The third, is that I don’t think the platform as yet, has evolved enough to support writers outside of the US market in a way that meets their expectations. It’s hard to tell because my algorithm is tailored to me, but on the app, the posts that seem to be recirculated heavily are US-based, and usually are current affairs-led. That doesn’t mean to say I haven’t had posts that have been successful, more that on a weekly basis, the cut through feels hard. If I wanted to write about current affairs, I’d write for the newspapers here - it simply isn’t the kind of stuff I want to be writing about here with any regularity.
The fourth is that in order to feel good about my writing, I have to write what I want, versus what I think will do well on here. I have been guilty of doing that the last few weeks, and while they are pieces I want to write, I think I’ve forgotten the whole point of Substack. The reason I joined was to have a place where I could write what I wanted, and to be experimental, and weird, and have fun with it. You can’t be experimental and weird if you’re obsessively looking at the number of likes a post has and trying to game it.
The fifth, is to acknowledge that most people find it tough on here, and most of us don’t know what we are quite doing. And that is okay. It is still a relatively new platform that is trying to find its feet at the same time as we are. In the same way that it evolves and grows, we can also find ways to evolve and grow in a way that keeps our mental wellbeing at the heart of it.
And finally, the sixth is to identify what matters most to you. For me, it’s the community on here. It’s not just the supportive comments but people sharing parts of their lives with you like little flickers of gold. That’s what I love, and that’s what keeps me going.
Overall, do I regret the year of being on here? Not at all. I’ve read so much incredible work that I would never have access to elsewhere. I’ve been able to try different writing styles that match my mood at any given time. I’ve been able to write with the freedom I don’t have in any other part of my life.
------------------------------------
(What this task involves):
Put this sentence from the text about writing on Substack into Spanish: "It is still a relatively new platform that is trying to find its feet at the same time as we are." You can skip the items after this.
------------------------------------
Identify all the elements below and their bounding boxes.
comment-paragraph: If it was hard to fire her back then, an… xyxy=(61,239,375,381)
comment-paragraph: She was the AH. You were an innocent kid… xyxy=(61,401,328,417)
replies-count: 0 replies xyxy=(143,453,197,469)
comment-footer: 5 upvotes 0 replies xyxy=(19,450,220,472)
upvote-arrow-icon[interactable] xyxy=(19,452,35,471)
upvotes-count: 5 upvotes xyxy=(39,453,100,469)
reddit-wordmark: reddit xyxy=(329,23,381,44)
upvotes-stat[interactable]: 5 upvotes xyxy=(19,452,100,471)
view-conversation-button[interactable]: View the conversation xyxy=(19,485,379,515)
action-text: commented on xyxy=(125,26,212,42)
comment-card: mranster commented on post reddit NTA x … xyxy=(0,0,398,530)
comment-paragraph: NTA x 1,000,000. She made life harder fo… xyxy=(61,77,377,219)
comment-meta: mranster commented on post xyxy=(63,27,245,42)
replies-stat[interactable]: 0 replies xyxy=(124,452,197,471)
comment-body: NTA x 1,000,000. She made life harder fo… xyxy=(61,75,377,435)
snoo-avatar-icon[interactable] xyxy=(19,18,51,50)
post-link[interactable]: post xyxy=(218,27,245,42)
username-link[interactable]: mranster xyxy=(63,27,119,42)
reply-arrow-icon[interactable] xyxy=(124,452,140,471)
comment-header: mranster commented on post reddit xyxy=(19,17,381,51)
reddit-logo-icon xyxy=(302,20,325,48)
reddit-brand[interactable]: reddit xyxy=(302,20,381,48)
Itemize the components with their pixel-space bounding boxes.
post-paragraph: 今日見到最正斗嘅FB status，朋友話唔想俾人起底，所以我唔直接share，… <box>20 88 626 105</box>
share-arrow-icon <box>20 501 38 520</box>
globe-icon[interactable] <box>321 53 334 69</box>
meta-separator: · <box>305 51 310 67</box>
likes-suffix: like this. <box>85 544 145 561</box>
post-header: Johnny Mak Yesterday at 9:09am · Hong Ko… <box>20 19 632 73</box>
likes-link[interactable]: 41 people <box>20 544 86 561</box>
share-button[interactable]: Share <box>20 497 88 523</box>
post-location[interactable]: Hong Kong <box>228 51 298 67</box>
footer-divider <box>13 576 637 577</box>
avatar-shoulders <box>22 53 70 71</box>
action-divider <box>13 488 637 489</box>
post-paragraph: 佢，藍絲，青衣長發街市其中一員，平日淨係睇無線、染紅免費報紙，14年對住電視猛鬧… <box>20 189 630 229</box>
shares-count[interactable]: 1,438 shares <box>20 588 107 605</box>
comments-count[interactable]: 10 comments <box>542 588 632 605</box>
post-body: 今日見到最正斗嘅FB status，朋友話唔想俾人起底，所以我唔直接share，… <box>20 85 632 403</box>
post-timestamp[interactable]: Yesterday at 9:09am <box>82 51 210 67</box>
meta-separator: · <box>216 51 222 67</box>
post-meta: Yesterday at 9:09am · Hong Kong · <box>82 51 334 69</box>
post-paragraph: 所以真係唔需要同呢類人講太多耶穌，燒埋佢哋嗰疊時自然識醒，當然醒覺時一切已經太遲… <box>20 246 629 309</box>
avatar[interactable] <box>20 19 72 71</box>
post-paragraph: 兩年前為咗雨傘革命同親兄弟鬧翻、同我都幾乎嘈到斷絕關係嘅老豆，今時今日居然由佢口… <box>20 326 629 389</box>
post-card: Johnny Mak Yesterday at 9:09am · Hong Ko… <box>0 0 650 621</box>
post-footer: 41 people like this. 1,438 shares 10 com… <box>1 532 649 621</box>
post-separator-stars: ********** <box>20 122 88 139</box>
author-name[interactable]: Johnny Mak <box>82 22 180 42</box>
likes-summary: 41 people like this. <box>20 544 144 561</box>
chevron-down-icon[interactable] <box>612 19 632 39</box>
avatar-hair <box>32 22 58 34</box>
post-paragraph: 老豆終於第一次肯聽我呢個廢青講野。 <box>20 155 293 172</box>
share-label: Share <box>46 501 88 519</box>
------------------------------------
(Task result):
Todavía es una plataforma relativamente nueva que está tratando de encontrar su rumbo al mismo tiempo que nosotros.